> [CONSIGNE ÉCRITE A]
S'il vous plaît, transformez toutes les lignes des enregistrements en une liste JSON de chaînes, à raison d'une chaîne par ligne. Laissez de côté les lignes vides et les images.

> [EXTRAIT PRÉSENTÉ]
Entretien avec Ilaria Bussoni. Sur le symposium « Sensibile Comune » au GNAM, Rome

— May

MAY : Le 14 janvier dernier s’est ouvert à la Galerie Nationale d’Art Moderne et Contemporain à Rome une expérimentation appelée Sensibile Comune (commun sensible) qui a duré pendant neuf jours et huit nuits, et dont tu es à l’origine ainsi que Cesare Pietroiusti et Nicolas Martino. Il s’est agi d’un programme très dense de conférences, performances et d’une exposition qui occupaient une section de la Gnam. Est-ce que tu pourrais nous dire quelque chose de la genèse de ce projet ?

Ilaria Bussoni : Au départ il y avait le projet d’une conférence internationale sur le communisme, à l’occasion du centenaire de la Révolution d’Octobre, qui devait se tenir à Rome et qui avait été organisée par un groupe de chercheurs et d’activistes. La structure de la conférence – dénommée C17 «The Rome Conference on Communism» – devait reprendre les sections du Manifeste du Parti Communiste de Karl Marx : critique de l’économie politique, qui sont les communistes, les institutions et le pouvoir… De notre côté, nous avons proposé d’ajouter une séance de discussion ayant trait à un sujet qui est effectivement présent dans l’œuvre de Marx, bien que dans d’autres textes, notamment dans Les Manuscrits de 1944 : le communisme du sensible. Il s’agissait d’abord d’interroger cette expression qui, bien que suggestive, demeure assez énigmatique. En fait il ne s’agit pas d’une citation directe de Marx, mais d’une invention expressive qui découle de sa lecture, car le mot « communisme » et le « sensible » devaient à leur tour faire l’objet d’une critique et d’une analyse. Qu’est-ce que le commun ? et, surtout, quelles sont les conditions de sa perception ? le commun, serait-il ce qu’on découvre une fois balayées les structures du capitalisme ? le sensible, serait-il l’ensemble des facultés humaines qui nous permettent de percevoir le monde de façon égale ? ne s’agit-il pas avant tout d’imaginer le commun et le sensible comme étant les résultats d’une création ? quel est le rôle spécifique du domaine sensible dans la perception d’un monde commun ?
La structure générale de la conférence de Rome devait replacer le débat sur le communisme dans les urgences de l’ère actuelle : le contexte de la contre-révolution néolibérale qui a été la réplique aux luttes ouvrières, des années 1960 et 1970 surtout, ayant cherché une vie au delà de la société salariale et disciplinaire ; la crise, financière et militaire, comme forme de gouvernement des individus et les tentatives collectives de se libérer de son emprise ; une économie politique qui est une économie des affects, des relations, des rapports de pouvoir souvent personnels, une entière économie de la subjectivité qui ne cesse de produire des nouvelle figures de la soumission et de la domination, dans le travail, donc de la production, mais surtout dans la sphère de la reproduction, donc de la vie.

> [CONSIGNE ÉCRITE B]
Poursuivez l'entretien sur le symposium « Sensibile Comune » à la suite de sa dernière phrase.

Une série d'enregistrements
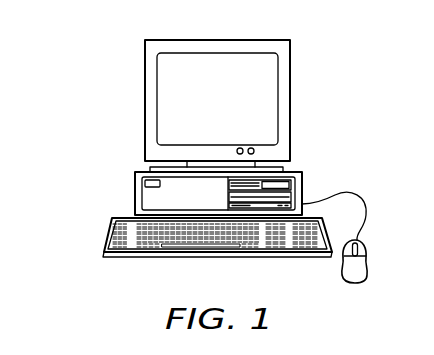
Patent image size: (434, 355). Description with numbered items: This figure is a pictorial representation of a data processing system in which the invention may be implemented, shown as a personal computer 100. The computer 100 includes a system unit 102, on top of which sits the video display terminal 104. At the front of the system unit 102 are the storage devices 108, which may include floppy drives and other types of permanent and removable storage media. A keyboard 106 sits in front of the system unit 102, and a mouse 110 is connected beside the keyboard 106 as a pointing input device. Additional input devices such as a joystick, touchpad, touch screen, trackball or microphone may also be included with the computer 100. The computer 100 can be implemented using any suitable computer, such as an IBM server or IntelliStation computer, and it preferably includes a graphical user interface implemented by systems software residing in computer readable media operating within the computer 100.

The computer 100 is at (80, 85).
The system unit 102 is at (135, 190).
The video display terminal 104 is at (290, 105).
The keyboard 106 is at (128, 257).
The storage devices 108 is at (283, 181).
The mouse 110 is at (353, 284).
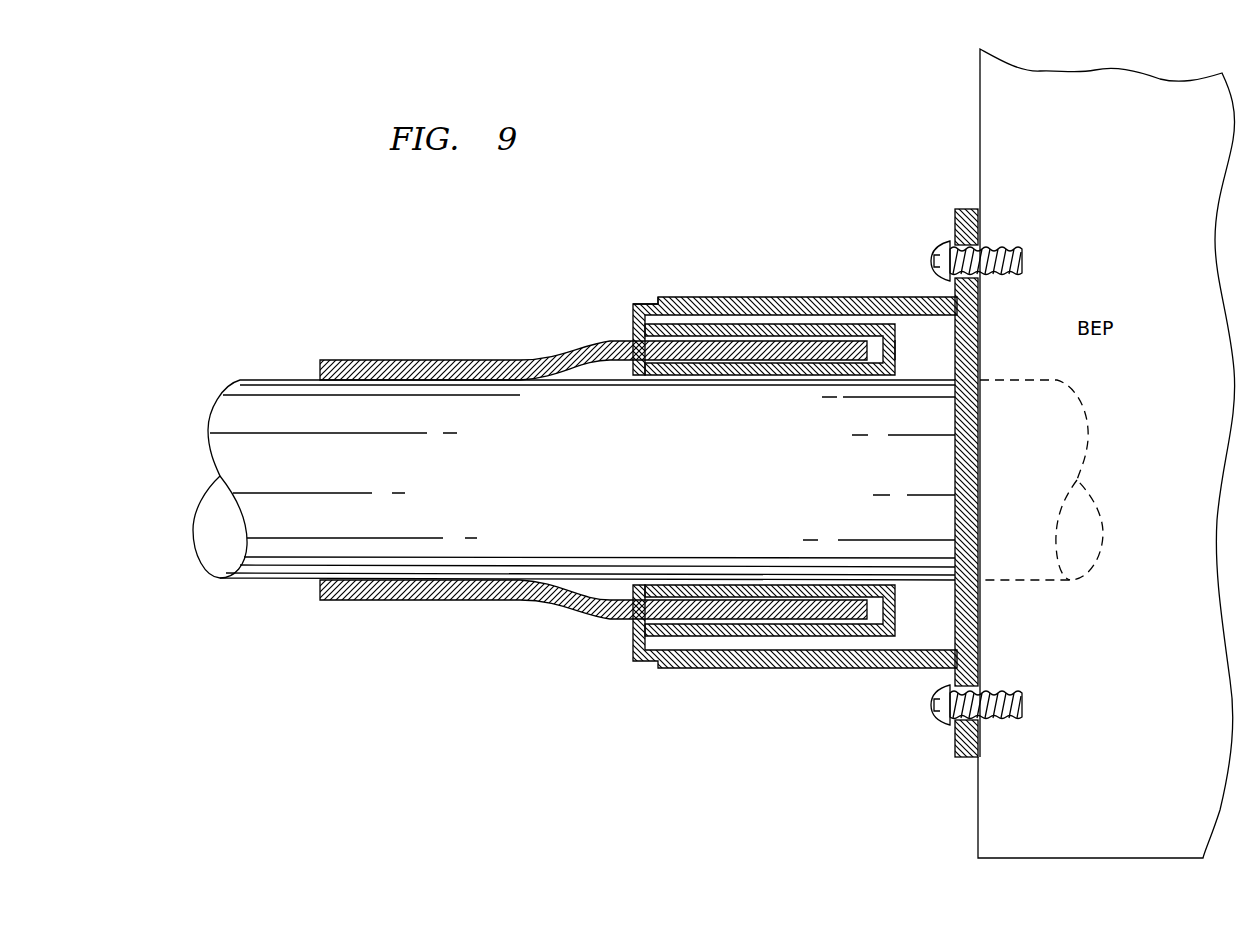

> [RÉPONSE ÉCRITE A]
[
  "Patent image size: (434, 355). Description with numbered items: This figure is a pictorial representation of a data processing system in which the invention may be implemented, shown as a personal computer 100. The computer 100 includes a system unit 102, on top of which sits the video display terminal 104. At the front of the system unit 102 are the storage devices 108, which may include floppy drives and other types of permanent and removable storage media. A keyboard 106 sits in front of the system unit 102, and a mouse 110 is connected beside the keyboard 106 as a pointing input device. Additional input devices such as a joystick, touchpad, touch screen, trackball or microphone may also be included with the computer 100. The computer 100 can be implemented using any suitable computer, such as an IBM server or IntelliStation computer, and it preferably includes a graphical user interface implemented by systems software residing in computer readable media operating within the computer 100.",
  "The computer 100 is at (80, 85).",
  "The system unit 102 is at (135, 190).",
  "The video display terminal 104 is at (290, 105).",
  "The keyboard 106 is at (128, 257).",
  "The storage devices 108 is at (283, 181).",
  "The mouse 110 is at (353, 284)."
]

> [RÉPONSE ÉCRITE B]
Le débat sur le « communisme du sensible » était donc à situer à l’intérieur de ce vaste chantier qui sont la pensée et la construction, par des outils inédits, d’une vie individuelle et collective, soustraite à la domination, dans un moment qui, dans les contrées européennes surtout, marque le ground zero des révoltes et des insoumissions, du moins du point de vue de leur visibilité.
Si on regarde aux formes contemporaines du capitalisme, on s’aperçoit ensuite que le « paradigme artiste » fonctionne souvent comme un paradigme fondateur de l’horizon néolibéral : à l’ère du savoir social et de ce que Marx a décrit comme l’Intellect Général, nous assistons à un très fort retour du sujet individué, à une espèce de nouvelle vague des « enclosures » axée sur le sujet. Nous avons donc un sujet propriétaire, un sujet autonome et libre, un sujet maître de ses outils et de ses chances de jouer dans la vie, un sujet entrepreneur, un sujet déréglé capable de jouer avec le hasard… un sujet qui n’est plus renfermé derrière les murs de la discipline et dont la principale forme d’expression est la création. C’est donc le sujet créatif et créateur qu’on rencontre dans le design graphique ou dans le monde de l’édition, dans le montage télé ou même dans la vente de produits financiers. Un sujet qui, justement, revendique la liberté de sa pratique, de son temps et de ses espaces et, bien sûr, de son revenu, qui n’est plus calculé sur la base d’une unité temporelle de travail fourni mais sur des éléments non quantifiables. C’est donc tout le problème de la mesure de la valeur, de la valeur-travail, et de sa portée auratique, qui dans le contexte néolibéral est strictement lié au nom propre, au nom du sujet. Pour penser les conditions du commun, il était donc important de considérer le cadre de cette économie subjective que les arts pouvaient peut-être nous aider à mieux cerner, mais surtout dans laquelle le monde de l’art est complètement investi de façon probablement plus forte et efficace que d’autres domaines.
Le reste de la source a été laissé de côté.